BEGIN Extracted data
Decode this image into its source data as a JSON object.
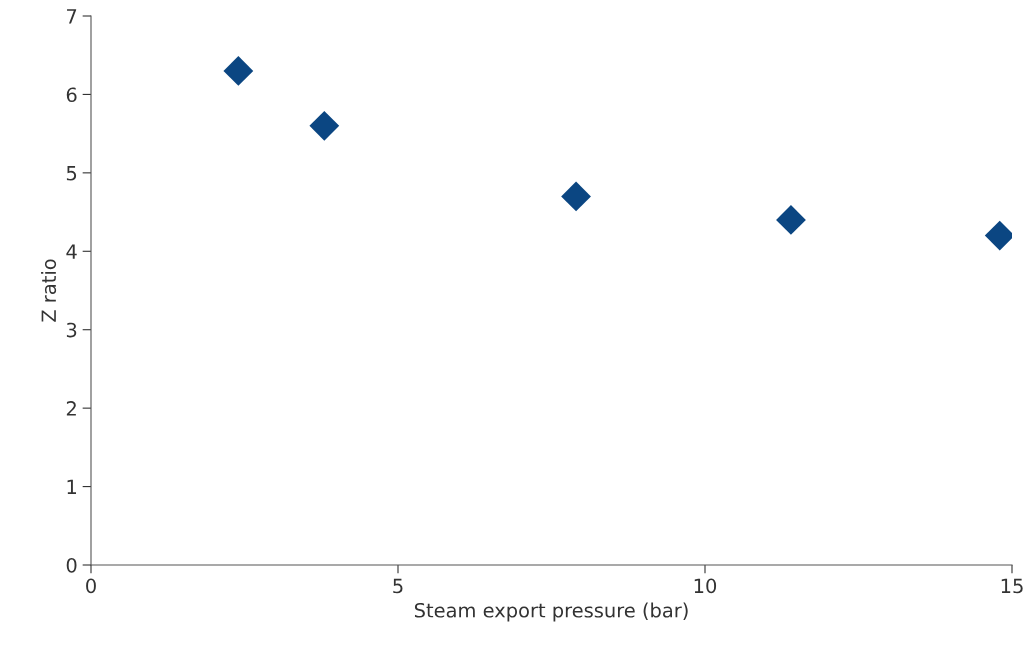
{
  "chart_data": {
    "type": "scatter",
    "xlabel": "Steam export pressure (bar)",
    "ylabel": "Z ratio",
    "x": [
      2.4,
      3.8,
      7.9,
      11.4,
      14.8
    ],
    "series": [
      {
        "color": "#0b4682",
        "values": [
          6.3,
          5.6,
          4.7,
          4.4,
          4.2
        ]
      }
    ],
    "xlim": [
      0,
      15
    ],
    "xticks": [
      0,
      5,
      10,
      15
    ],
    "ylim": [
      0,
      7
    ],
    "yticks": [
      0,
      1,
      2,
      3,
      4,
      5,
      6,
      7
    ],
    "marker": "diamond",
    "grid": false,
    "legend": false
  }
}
END Extracted data
Repeat the preceding records precisely, and leave every picture out of the copy.

# Task solution
Decode this image into its source data as a JSON object.
{
  "chart_data": {
    "type": "scatter",
    "xlabel": "Steam export pressure (bar)",
    "ylabel": "Z ratio",
    "x": [
      2.4,
      3.8,
      7.9,
      11.4,
      14.8
    ],
    "series": [
      {
        "color": "#0b4682",
        "values": [
          6.3,
          5.6,
          4.7,
          4.4,
          4.2
        ]
      }
    ],
    "xlim": [
      0,
      15
    ],
    "xticks": [
      0,
      5,
      10,
      15
    ],
    "ylim": [
      0,
      7
    ],
    "yticks": [
      0,
      1,
      2,
      3,
      4,
      5,
      6,
      7
    ],
    "marker": "diamond",
    "grid": false,
    "legend": false
  }
}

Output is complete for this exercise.